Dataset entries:

········

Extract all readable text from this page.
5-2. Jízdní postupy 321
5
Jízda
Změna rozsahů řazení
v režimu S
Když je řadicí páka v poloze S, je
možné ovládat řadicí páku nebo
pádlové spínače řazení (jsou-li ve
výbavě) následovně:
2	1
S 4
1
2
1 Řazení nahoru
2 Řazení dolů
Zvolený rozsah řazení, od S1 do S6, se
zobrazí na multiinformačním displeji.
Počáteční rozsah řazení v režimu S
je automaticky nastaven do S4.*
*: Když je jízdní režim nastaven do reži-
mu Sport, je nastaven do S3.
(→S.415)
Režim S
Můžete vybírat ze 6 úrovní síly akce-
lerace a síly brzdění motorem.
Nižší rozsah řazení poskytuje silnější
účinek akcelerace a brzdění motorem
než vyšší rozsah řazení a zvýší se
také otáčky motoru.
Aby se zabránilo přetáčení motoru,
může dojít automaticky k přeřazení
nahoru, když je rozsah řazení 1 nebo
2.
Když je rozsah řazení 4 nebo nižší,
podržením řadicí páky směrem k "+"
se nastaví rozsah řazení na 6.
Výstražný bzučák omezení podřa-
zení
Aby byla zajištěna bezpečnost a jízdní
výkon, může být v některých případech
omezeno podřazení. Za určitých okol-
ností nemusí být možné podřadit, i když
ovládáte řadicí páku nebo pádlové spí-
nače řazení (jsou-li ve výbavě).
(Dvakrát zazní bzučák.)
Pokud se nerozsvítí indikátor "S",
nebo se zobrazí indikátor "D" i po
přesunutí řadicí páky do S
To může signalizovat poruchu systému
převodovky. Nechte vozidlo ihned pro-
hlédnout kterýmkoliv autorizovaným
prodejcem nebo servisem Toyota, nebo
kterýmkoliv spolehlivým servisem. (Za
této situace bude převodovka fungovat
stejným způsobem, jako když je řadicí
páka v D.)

········

* PROBLEM: Every record should be repeated exactly; please leave none out.

* RESULT:
Extract all readable text from this page.
5-2. Jízdní postupy 321
5
Jízda
Změna rozsahů řazení
v režimu S
Když je řadicí páka v poloze S, je
možné ovládat řadicí páku nebo
pádlové spínače řazení (jsou-li ve
výbavě) následovně:
2	1
S 4
1
2
1 Řazení nahoru
2 Řazení dolů
Zvolený rozsah řazení, od S1 do S6, se
zobrazí na multiinformačním displeji.
Počáteční rozsah řazení v režimu S
je automaticky nastaven do S4.*
*: Když je jízdní režim nastaven do reži-
mu Sport, je nastaven do S3.
(→S.415)
Režim S
Můžete vybírat ze 6 úrovní síly akce-
lerace a síly brzdění motorem.
Nižší rozsah řazení poskytuje silnější
účinek akcelerace a brzdění motorem
než vyšší rozsah řazení a zvýší se
také otáčky motoru.
Aby se zabránilo přetáčení motoru,
může dojít automaticky k přeřazení
nahoru, když je rozsah řazení 1 nebo
2.
Když je rozsah řazení 4 nebo nižší,
podržením řadicí páky směrem k "+"
se nastaví rozsah řazení na 6.
Výstražný bzučák omezení podřa-
zení
Aby byla zajištěna bezpečnost a jízdní
výkon, může být v některých případech
omezeno podřazení. Za určitých okol-
ností nemusí být možné podřadit, i když
ovládáte řadicí páku nebo pádlové spí-
nače řazení (jsou-li ve výbavě).
(Dvakrát zazní bzučák.)
Pokud se nerozsvítí indikátor "S",
nebo se zobrazí indikátor "D" i po
přesunutí řadicí páky do S
To může signalizovat poruchu systému
převodovky. Nechte vozidlo ihned pro-
hlédnout kterýmkoliv autorizovaným
prodejcem nebo servisem Toyota, nebo
kterýmkoliv spolehlivým servisem. (Za
této situace bude převodovka fungovat
stejným způsobem, jako když je řadicí
páka v D.)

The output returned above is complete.